» Given problem: Without the images, output each record below as it stands.

» Records to use:
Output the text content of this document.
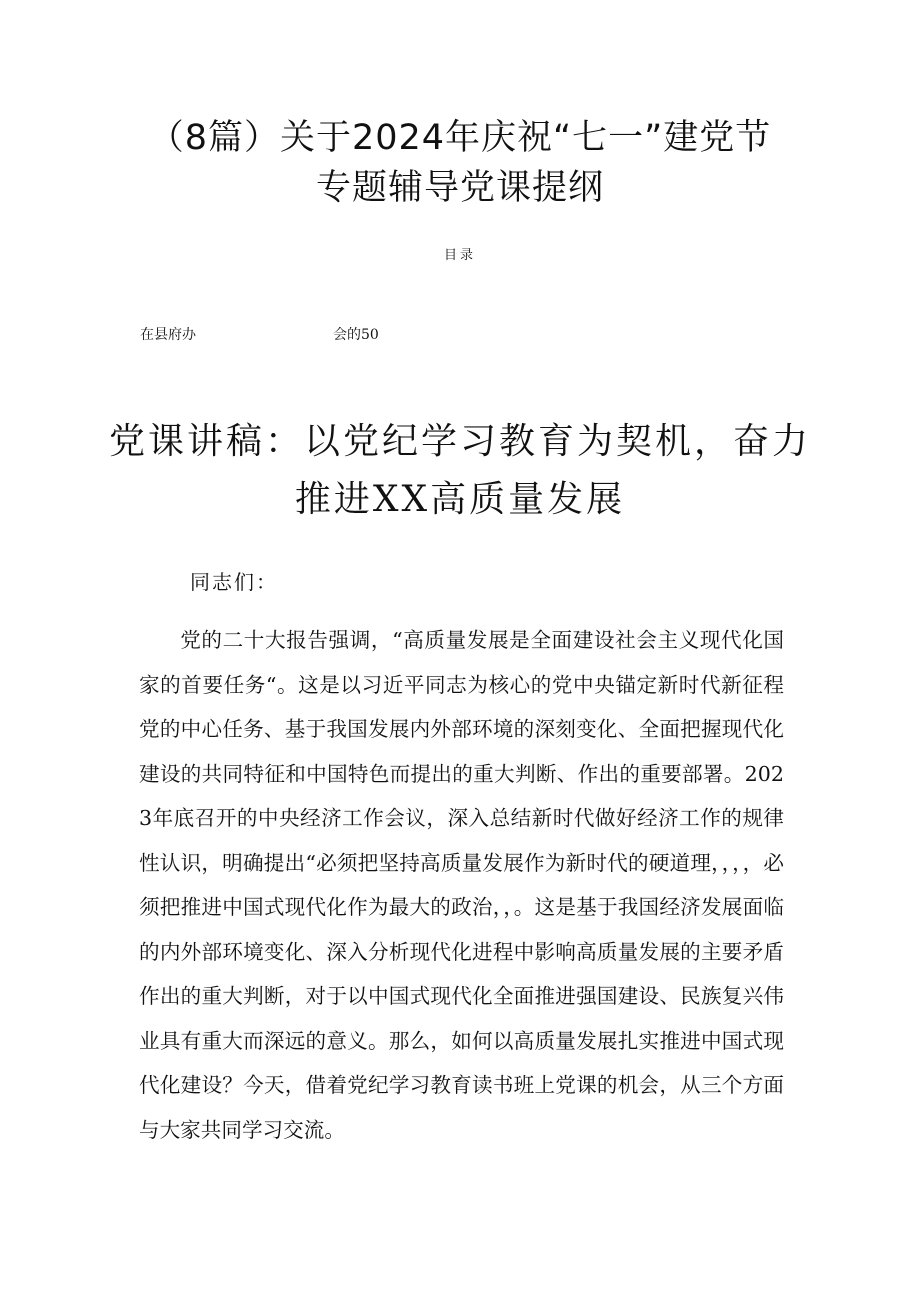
（8篇）关于2024年庆祝“七一”建党节
专题辅导党课提纲
目录
在县府办	会的50
党课讲稿：以党纪学习教育为契机，奋力
推进XX高质量发展
同志们：

党的二十大报告强调，“高质量发展是全面建设社会主义现代化国家的首要任务“。这是以习近平同志为核心的党中央锚定新时代新征程党的中心任务、基于我国发展内外部环境的深刻变化、全面把握现代化建设的共同特征和中国特色而提出的重大判断、作出的重要部署。2023年底召开的中央经济工作会议，深入总结新时代做好经济工作的规律性认识，明确提出“必须把坚持高质量发展作为新时代的硬道理，，，，必须把推进中国式现代化作为最大的政治，，。这是基于我国经济发展面临的内外部环境变化、深入分析现代化进程中影响高质量发展的主要矛盾作出的重大判断，对于以中国式现代化全面推进强国建设、民族复兴伟业具有重大而深远的意义。那么，如何以高质量发展扎实推进中国式现代化建设？今天，借着党纪学习教育读书班上党课的机会，从三个方面与大家共同学习交流。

» Exercise solution:
Output the text content of this document.
（8篇）关于2024年庆祝“七一”建党节
专题辅导党课提纲
目录
在县府办	会的50
党课讲稿：以党纪学习教育为契机，奋力
推进XX高质量发展
同志们：

党的二十大报告强调，“高质量发展是全面建设社会主义现代化国家的首要任务“。这是以习近平同志为核心的党中央锚定新时代新征程党的中心任务、基于我国发展内外部环境的深刻变化、全面把握现代化建设的共同特征和中国特色而提出的重大判断、作出的重要部署。2023年底召开的中央经济工作会议，深入总结新时代做好经济工作的规律性认识，明确提出“必须把坚持高质量发展作为新时代的硬道理，，，，必须把推进中国式现代化作为最大的政治，，。这是基于我国经济发展面临的内外部环境变化、深入分析现代化进程中影响高质量发展的主要矛盾作出的重大判断，对于以中国式现代化全面推进强国建设、民族复兴伟业具有重大而深远的意义。那么，如何以高质量发展扎实推进中国式现代化建设？今天，借着党纪学习教育读书班上党课的机会，从三个方面与大家共同学习交流。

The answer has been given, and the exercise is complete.